■ **Stated exercise**: Write out the records word for word, with no pictures.

■ **Provided records**:
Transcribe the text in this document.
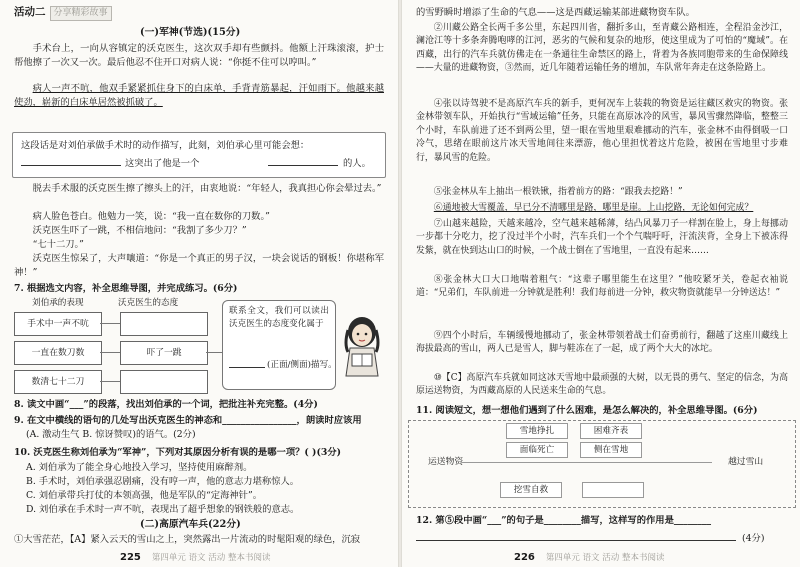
活动二 分享精彩故事
(一)军神(节选)(15分)
手术台上，一向从容镇定的沃克医生，这次双手却有些颤抖。他额上汗珠滚滚，护士帮他擦了一次又一次。最后他忍不住开口对病人说：“你挺不住可以哼叫。”
病人一声不吭，他双手紧紧抓住身下的白床单，手背青筋暴起，汗如雨下。他越来越使劲，崭新的白床单居然被抓破了。
这段话是对刘伯承做手术时的动作描写，此刻，刘伯承心里可能会想：
这突出了他是一个	的人。
脱去手术服的沃克医生擦了擦头上的汗，由衷地说：“年轻人，我真担心你会晕过去。”
病人脸色苍白。他勉力一笑，说：“我一直在数你的刀数。”
沃克医生吓了一跳，不相信地问：“我割了多少刀？”
“七十二刀。”
沃克医生惊呆了，大声嚷道：“你是一个真正的男子汉，一块会说话的钢板！你堪称军神！”
7. 根据选文内容，补全思维导图，并完成练习。(6分)
刘伯承的表现	沃克医生的态度
手术中一声不吭
一直在数刀数
数清七十二刀
吓了一跳
联系全文，我们可以读出沃克医生的态度变化属于
(正面/侧面)描写。
8. 读文中画“___”的段落，找出刘伯承的一个词，把批注补充完整。(4分)
9. 在文中横线的语句的几处写出沃克医生的神态和________________，朗读时应该用
(A. 激动生气 B. 惊讶赞叹)的语气。(2分)
10. 沃克医生称刘伯承为“军神”，下列对其原因分析有误的是哪一项？( )(3分)
A. 刘伯承为了能全身心地投入学习，坚持使用麻醉剂。
B. 手术时，刘伯承强忍剧痛，没有哼一声，他的意志力堪称惊人。
C. 刘伯承带兵打仗的本领高强，他是军队的“定海神针”。
D. 刘伯承在手术时一声不吭，表现出了超乎想象的钢铁般的意志。
(二)高原汽车兵(22分)
①大雪茫茫，【A】紧入云天的雪山之上，突然露出一片流动的时髦阳观的绿色，沉寂
225 第四单元 语文 活动 整本书阅读
的雪野瞬时增添了生命的气息——这是西藏运输某部进藏物资车队。
②川藏公路全长两千多公里，东起四川省，翻折多山，至青藏公路相连，全程沿金沙江，澜沧江等十多条奔腾咆哮的江河，恶劣的气候和复杂的地形，使这里成为了可怕的“魔域”。在西藏，出行的汽车兵就仿佛走在一条通往生命禁区的路上，背着为各族同胞带来的生命保障线——大量的进藏物资，③然而，近几年随着运输任务的增加，车队常年奔走在这条险路上。
④张以诗驾驶不是高原汽车兵的新手，更何况车上装载的物资是运往藏区救灾的物资。张金林带领车队，开始执行“雪域运输”任务，只能在高原冰冷的风雪，暴风雪骤然降临，整整三个小时，车队前进了还不到两公里，望一眼在雪地里艰难挪动的汽车，张金林不由得倒吸一口冷气，思绪在眼前这片冰天雪地间往来漂游，他心里担忧着这片危险，被困在雪地里寸步难行，暴风雪的危险。
⑤张金林从车上抽出一根铁锹，指着前方的路：“跟我去挖路！”
⑥通地被大雪覆盖，早已分不清哪里是路，哪里是崖。上山挖路，无论如何完成？
⑦山越来越险，天越来越冷，空气越来越稀薄，结凸风暴刀子一样割在脸上，身上每挪动一步都十分吃力，挖了没过半个小时，汽车兵们一个个气喘吁吁，汗流浃背，全身上下被冻得发紫，就在快到达山口的时候，一个战士倒在了雪地里，一直没有起来……
⑧张金林大口大口地喘着粗气：“这辈子哪里能生在这里？”他咬紧牙关，卷起衣袖说道：“兄弟们，车队前进一分钟就是胜利！我们每前进一分钟，救灾物资就能早一分钟送达！”
⑨四个小时后，车辆缓慢地挪动了，张金林带领着战士们奋勇前行，翻越了这座川藏线上海拔最高的雪山，两人已是雪人，脚与鞋冻在了一起，成了两个大大的冰坨。
⑩【C】高原汽车兵就如同这冰天雪地中最顽强的大树，以无畏的勇气、坚定的信念，为高原运送物资，为西藏高原的人民送来生命的气息。
11. 阅读短文，想一想他们遇到了什么困难，是怎么解决的，补全思维导图。(6分)
运送物资
雪地挣扎	困难齐表
面临死亡	侧在雪地
挖雪自救
越过雪山
12. 第⑤段中画“___”的句子是________描写，这样写的作用是________
(4分)
226 第四单元 语文 活动 整本书阅读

■ **The completed task**:
Transcribe the text in this document.
活动二 分享精彩故事
(一)军神(节选)(15分)
手术台上，一向从容镇定的沃克医生，这次双手却有些颤抖。他额上汗珠滚滚，护士帮他擦了一次又一次。最后他忍不住开口对病人说：“你挺不住可以哼叫。”
病人一声不吭，他双手紧紧抓住身下的白床单，手背青筋暴起，汗如雨下。他越来越使劲，崭新的白床单居然被抓破了。
这段话是对刘伯承做手术时的动作描写，此刻，刘伯承心里可能会想：
这突出了他是一个	的人。
脱去手术服的沃克医生擦了擦头上的汗，由衷地说：“年轻人，我真担心你会晕过去。”
病人脸色苍白。他勉力一笑，说：“我一直在数你的刀数。”
沃克医生吓了一跳，不相信地问：“我割了多少刀？”
“七十二刀。”
沃克医生惊呆了，大声嚷道：“你是一个真正的男子汉，一块会说话的钢板！你堪称军神！”
7. 根据选文内容，补全思维导图，并完成练习。(6分)
刘伯承的表现	沃克医生的态度
手术中一声不吭
一直在数刀数
数清七十二刀
吓了一跳
联系全文，我们可以读出沃克医生的态度变化属于
(正面/侧面)描写。
8. 读文中画“___”的段落，找出刘伯承的一个词，把批注补充完整。(4分)
9. 在文中横线的语句的几处写出沃克医生的神态和________________，朗读时应该用
(A. 激动生气 B. 惊讶赞叹)的语气。(2分)
10. 沃克医生称刘伯承为“军神”，下列对其原因分析有误的是哪一项？( )(3分)
A. 刘伯承为了能全身心地投入学习，坚持使用麻醉剂。
B. 手术时，刘伯承强忍剧痛，没有哼一声，他的意志力堪称惊人。
C. 刘伯承带兵打仗的本领高强，他是军队的“定海神针”。
D. 刘伯承在手术时一声不吭，表现出了超乎想象的钢铁般的意志。
(二)高原汽车兵(22分)
①大雪茫茫，【A】紧入云天的雪山之上，突然露出一片流动的时髦阳观的绿色，沉寂
225 第四单元 语文 活动 整本书阅读
的雪野瞬时增添了生命的气息——这是西藏运输某部进藏物资车队。
②川藏公路全长两千多公里，东起四川省，翻折多山，至青藏公路相连，全程沿金沙江，澜沧江等十多条奔腾咆哮的江河，恶劣的气候和复杂的地形，使这里成为了可怕的“魔域”。在西藏，出行的汽车兵就仿佛走在一条通往生命禁区的路上，背着为各族同胞带来的生命保障线——大量的进藏物资，③然而，近几年随着运输任务的增加，车队常年奔走在这条险路上。
④张以诗驾驶不是高原汽车兵的新手，更何况车上装载的物资是运往藏区救灾的物资。张金林带领车队，开始执行“雪域运输”任务，只能在高原冰冷的风雪，暴风雪骤然降临，整整三个小时，车队前进了还不到两公里，望一眼在雪地里艰难挪动的汽车，张金林不由得倒吸一口冷气，思绪在眼前这片冰天雪地间往来漂游，他心里担忧着这片危险，被困在雪地里寸步难行，暴风雪的危险。
⑤张金林从车上抽出一根铁锹，指着前方的路：“跟我去挖路！”
⑥通地被大雪覆盖，早已分不清哪里是路，哪里是崖。上山挖路，无论如何完成？
⑦山越来越险，天越来越冷，空气越来越稀薄，结凸风暴刀子一样割在脸上，身上每挪动一步都十分吃力，挖了没过半个小时，汽车兵们一个个气喘吁吁，汗流浃背，全身上下被冻得发紫，就在快到达山口的时候，一个战士倒在了雪地里，一直没有起来……
⑧张金林大口大口地喘着粗气：“这辈子哪里能生在这里？”他咬紧牙关，卷起衣袖说道：“兄弟们，车队前进一分钟就是胜利！我们每前进一分钟，救灾物资就能早一分钟送达！”
⑨四个小时后，车辆缓慢地挪动了，张金林带领着战士们奋勇前行，翻越了这座川藏线上海拔最高的雪山，两人已是雪人，脚与鞋冻在了一起，成了两个大大的冰坨。
⑩【C】高原汽车兵就如同这冰天雪地中最顽强的大树，以无畏的勇气、坚定的信念，为高原运送物资，为西藏高原的人民送来生命的气息。
11. 阅读短文，想一想他们遇到了什么困难，是怎么解决的，补全思维导图。(6分)
运送物资
雪地挣扎	困难齐表
面临死亡	侧在雪地
挖雪自救
越过雪山
12. 第⑤段中画“___”的句子是________描写，这样写的作用是________
(4分)
226 第四单元 语文 活动 整本书阅读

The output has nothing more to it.